* **Request**: Omit the pictures and return every entry exactly as written.

[Entries with figure data]
********************

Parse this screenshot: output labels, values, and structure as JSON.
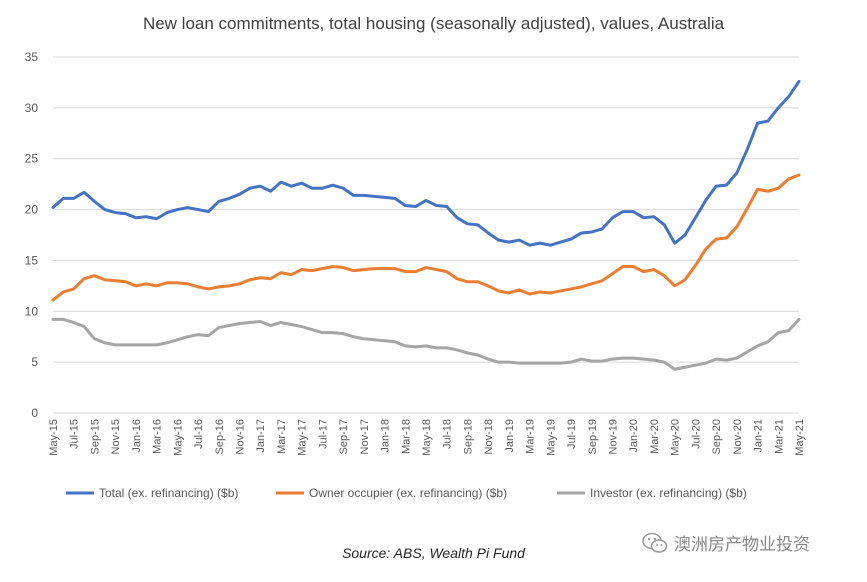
{
  "chart_data": {
    "type": "line",
    "title": "New loan commitments, total housing (seasonally adjusted), values, Australia",
    "xlabel": "",
    "ylabel": "",
    "ylim": [
      0,
      35
    ],
    "yticks": [
      "0",
      "5",
      "10",
      "15",
      "20",
      "25",
      "30",
      "35"
    ],
    "grid": true,
    "legend_position": "bottom",
    "tick_labels": [
      "May-15",
      "Jul-15",
      "Sep-15",
      "Nov-15",
      "Jan-16",
      "Mar-16",
      "May-16",
      "Jul-16",
      "Sep-16",
      "Nov-16",
      "Jan-17",
      "Mar-17",
      "May-17",
      "Jul-17",
      "Sep-17",
      "Nov-17",
      "Jan-18",
      "Mar-18",
      "May-18",
      "Jul-18",
      "Sep-18",
      "Nov-18",
      "Jan-19",
      "Mar-19",
      "May-19",
      "Jul-19",
      "Sep-19",
      "Nov-19",
      "Jan-20",
      "Mar-20",
      "May-20",
      "Jul-20",
      "Sep-20",
      "Nov-20",
      "Jan-21",
      "Mar-21",
      "May-21"
    ],
    "x": [
      "May-15",
      "Jun-15",
      "Jul-15",
      "Aug-15",
      "Sep-15",
      "Oct-15",
      "Nov-15",
      "Dec-15",
      "Jan-16",
      "Feb-16",
      "Mar-16",
      "Apr-16",
      "May-16",
      "Jun-16",
      "Jul-16",
      "Aug-16",
      "Sep-16",
      "Oct-16",
      "Nov-16",
      "Dec-16",
      "Jan-17",
      "Feb-17",
      "Mar-17",
      "Apr-17",
      "May-17",
      "Jun-17",
      "Jul-17",
      "Aug-17",
      "Sep-17",
      "Oct-17",
      "Nov-17",
      "Dec-17",
      "Jan-18",
      "Feb-18",
      "Mar-18",
      "Apr-18",
      "May-18",
      "Jun-18",
      "Jul-18",
      "Aug-18",
      "Sep-18",
      "Oct-18",
      "Nov-18",
      "Dec-18",
      "Jan-19",
      "Feb-19",
      "Mar-19",
      "Apr-19",
      "May-19",
      "Jun-19",
      "Jul-19",
      "Aug-19",
      "Sep-19",
      "Oct-19",
      "Nov-19",
      "Dec-19",
      "Jan-20",
      "Feb-20",
      "Mar-20",
      "Apr-20",
      "May-20",
      "Jun-20",
      "Jul-20",
      "Aug-20",
      "Sep-20",
      "Oct-20",
      "Nov-20",
      "Dec-20",
      "Jan-21",
      "Feb-21",
      "Mar-21",
      "Apr-21",
      "May-21"
    ],
    "series": [
      {
        "name": "Total (ex. refinancing) ($b)",
        "color": "#4472C4",
        "values": [
          20.2,
          21.1,
          21.1,
          21.7,
          20.8,
          20.0,
          19.7,
          19.6,
          19.2,
          19.3,
          19.1,
          19.7,
          20.0,
          20.2,
          20.0,
          19.8,
          20.8,
          21.1,
          21.5,
          22.1,
          22.3,
          21.8,
          22.7,
          22.3,
          22.6,
          22.1,
          22.1,
          22.4,
          22.1,
          21.4,
          21.4,
          21.3,
          21.2,
          21.1,
          20.4,
          20.3,
          20.9,
          20.4,
          20.3,
          19.2,
          18.6,
          18.5,
          17.7,
          17.0,
          16.8,
          17.0,
          16.5,
          16.7,
          16.5,
          16.8,
          17.1,
          17.7,
          17.8,
          18.1,
          19.2,
          19.8,
          19.8,
          19.2,
          19.3,
          18.5,
          16.7,
          17.5,
          19.2,
          20.9,
          22.3,
          22.4,
          23.6,
          25.9,
          28.5,
          28.7,
          30.0,
          31.1,
          32.6
        ]
      },
      {
        "name": "Owner occupier (ex. refinancing) ($b)",
        "color": "#ED7D31",
        "values": [
          11.1,
          11.9,
          12.2,
          13.2,
          13.5,
          13.1,
          13.0,
          12.9,
          12.5,
          12.7,
          12.5,
          12.8,
          12.8,
          12.7,
          12.4,
          12.2,
          12.4,
          12.5,
          12.7,
          13.1,
          13.3,
          13.2,
          13.8,
          13.6,
          14.1,
          14.0,
          14.2,
          14.4,
          14.3,
          14.0,
          14.1,
          14.2,
          14.2,
          14.2,
          13.9,
          13.9,
          14.3,
          14.1,
          13.9,
          13.2,
          12.9,
          12.9,
          12.5,
          12.0,
          11.8,
          12.1,
          11.7,
          11.9,
          11.8,
          12.0,
          12.2,
          12.4,
          12.7,
          13.0,
          13.7,
          14.4,
          14.4,
          13.9,
          14.1,
          13.5,
          12.5,
          13.1,
          14.5,
          16.1,
          17.1,
          17.2,
          18.3,
          20.1,
          22.0,
          21.8,
          22.1,
          23.0,
          23.4
        ]
      },
      {
        "name": "Investor (ex. refinancing) ($b)",
        "color": "#A5A5A5",
        "values": [
          9.2,
          9.2,
          8.9,
          8.5,
          7.3,
          6.9,
          6.7,
          6.7,
          6.7,
          6.7,
          6.7,
          6.9,
          7.2,
          7.5,
          7.7,
          7.6,
          8.4,
          8.6,
          8.8,
          8.9,
          9.0,
          8.6,
          8.9,
          8.7,
          8.5,
          8.2,
          7.9,
          7.9,
          7.8,
          7.5,
          7.3,
          7.2,
          7.1,
          7.0,
          6.6,
          6.5,
          6.6,
          6.4,
          6.4,
          6.2,
          5.9,
          5.7,
          5.3,
          5.0,
          5.0,
          4.9,
          4.9,
          4.9,
          4.9,
          4.9,
          5.0,
          5.3,
          5.1,
          5.1,
          5.3,
          5.4,
          5.4,
          5.3,
          5.2,
          5.0,
          4.3,
          4.5,
          4.7,
          4.9,
          5.3,
          5.2,
          5.4,
          6.0,
          6.6,
          7.0,
          7.9,
          8.1,
          9.2
        ]
      }
    ]
  },
  "footer": {
    "source": "Source: ABS, Wealth Pi Fund",
    "watermark_text": "澳洲房产物业投资"
  }
}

********************

* **Written answer**:
Parse this screenshot: output labels, values, and structure as JSON.
{
  "chart_data": {
    "type": "line",
    "title": "New loan commitments, total housing (seasonally adjusted), values, Australia",
    "xlabel": "",
    "ylabel": "",
    "ylim": [
      0,
      35
    ],
    "yticks": [
      "0",
      "5",
      "10",
      "15",
      "20",
      "25",
      "30",
      "35"
    ],
    "grid": true,
    "legend_position": "bottom",
    "tick_labels": [
      "May-15",
      "Jul-15",
      "Sep-15",
      "Nov-15",
      "Jan-16",
      "Mar-16",
      "May-16",
      "Jul-16",
      "Sep-16",
      "Nov-16",
      "Jan-17",
      "Mar-17",
      "May-17",
      "Jul-17",
      "Sep-17",
      "Nov-17",
      "Jan-18",
      "Mar-18",
      "May-18",
      "Jul-18",
      "Sep-18",
      "Nov-18",
      "Jan-19",
      "Mar-19",
      "May-19",
      "Jul-19",
      "Sep-19",
      "Nov-19",
      "Jan-20",
      "Mar-20",
      "May-20",
      "Jul-20",
      "Sep-20",
      "Nov-20",
      "Jan-21",
      "Mar-21",
      "May-21"
    ],
    "x": [
      "May-15",
      "Jun-15",
      "Jul-15",
      "Aug-15",
      "Sep-15",
      "Oct-15",
      "Nov-15",
      "Dec-15",
      "Jan-16",
      "Feb-16",
      "Mar-16",
      "Apr-16",
      "May-16",
      "Jun-16",
      "Jul-16",
      "Aug-16",
      "Sep-16",
      "Oct-16",
      "Nov-16",
      "Dec-16",
      "Jan-17",
      "Feb-17",
      "Mar-17",
      "Apr-17",
      "May-17",
      "Jun-17",
      "Jul-17",
      "Aug-17",
      "Sep-17",
      "Oct-17",
      "Nov-17",
      "Dec-17",
      "Jan-18",
      "Feb-18",
      "Mar-18",
      "Apr-18",
      "May-18",
      "Jun-18",
      "Jul-18",
      "Aug-18",
      "Sep-18",
      "Oct-18",
      "Nov-18",
      "Dec-18",
      "Jan-19",
      "Feb-19",
      "Mar-19",
      "Apr-19",
      "May-19",
      "Jun-19",
      "Jul-19",
      "Aug-19",
      "Sep-19",
      "Oct-19",
      "Nov-19",
      "Dec-19",
      "Jan-20",
      "Feb-20",
      "Mar-20",
      "Apr-20",
      "May-20",
      "Jun-20",
      "Jul-20",
      "Aug-20",
      "Sep-20",
      "Oct-20",
      "Nov-20",
      "Dec-20",
      "Jan-21",
      "Feb-21",
      "Mar-21",
      "Apr-21",
      "May-21"
    ],
    "series": [
      {
        "name": "Total (ex. refinancing) ($b)",
        "color": "#4472C4",
        "values": [
          20.2,
          21.1,
          21.1,
          21.7,
          20.8,
          20.0,
          19.7,
          19.6,
          19.2,
          19.3,
          19.1,
          19.7,
          20.0,
          20.2,
          20.0,
          19.8,
          20.8,
          21.1,
          21.5,
          22.1,
          22.3,
          21.8,
          22.7,
          22.3,
          22.6,
          22.1,
          22.1,
          22.4,
          22.1,
          21.4,
          21.4,
          21.3,
          21.2,
          21.1,
          20.4,
          20.3,
          20.9,
          20.4,
          20.3,
          19.2,
          18.6,
          18.5,
          17.7,
          17.0,
          16.8,
          17.0,
          16.5,
          16.7,
          16.5,
          16.8,
          17.1,
          17.7,
          17.8,
          18.1,
          19.2,
          19.8,
          19.8,
          19.2,
          19.3,
          18.5,
          16.7,
          17.5,
          19.2,
          20.9,
          22.3,
          22.4,
          23.6,
          25.9,
          28.5,
          28.7,
          30.0,
          31.1,
          32.6
        ]
      },
      {
        "name": "Owner occupier (ex. refinancing) ($b)",
        "color": "#ED7D31",
        "values": [
          11.1,
          11.9,
          12.2,
          13.2,
          13.5,
          13.1,
          13.0,
          12.9,
          12.5,
          12.7,
          12.5,
          12.8,
          12.8,
          12.7,
          12.4,
          12.2,
          12.4,
          12.5,
          12.7,
          13.1,
          13.3,
          13.2,
          13.8,
          13.6,
          14.1,
          14.0,
          14.2,
          14.4,
          14.3,
          14.0,
          14.1,
          14.2,
          14.2,
          14.2,
          13.9,
          13.9,
          14.3,
          14.1,
          13.9,
          13.2,
          12.9,
          12.9,
          12.5,
          12.0,
          11.8,
          12.1,
          11.7,
          11.9,
          11.8,
          12.0,
          12.2,
          12.4,
          12.7,
          13.0,
          13.7,
          14.4,
          14.4,
          13.9,
          14.1,
          13.5,
          12.5,
          13.1,
          14.5,
          16.1,
          17.1,
          17.2,
          18.3,
          20.1,
          22.0,
          21.8,
          22.1,
          23.0,
          23.4
        ]
      },
      {
        "name": "Investor (ex. refinancing) ($b)",
        "color": "#A5A5A5",
        "values": [
          9.2,
          9.2,
          8.9,
          8.5,
          7.3,
          6.9,
          6.7,
          6.7,
          6.7,
          6.7,
          6.7,
          6.9,
          7.2,
          7.5,
          7.7,
          7.6,
          8.4,
          8.6,
          8.8,
          8.9,
          9.0,
          8.6,
          8.9,
          8.7,
          8.5,
          8.2,
          7.9,
          7.9,
          7.8,
          7.5,
          7.3,
          7.2,
          7.1,
          7.0,
          6.6,
          6.5,
          6.6,
          6.4,
          6.4,
          6.2,
          5.9,
          5.7,
          5.3,
          5.0,
          5.0,
          4.9,
          4.9,
          4.9,
          4.9,
          4.9,
          5.0,
          5.3,
          5.1,
          5.1,
          5.3,
          5.4,
          5.4,
          5.3,
          5.2,
          5.0,
          4.3,
          4.5,
          4.7,
          4.9,
          5.3,
          5.2,
          5.4,
          6.0,
          6.6,
          7.0,
          7.9,
          8.1,
          9.2
        ]
      }
    ]
  },
  "footer": {
    "source": "Source: ABS, Wealth Pi Fund",
    "watermark_text": "澳洲房产物业投资"
  }
}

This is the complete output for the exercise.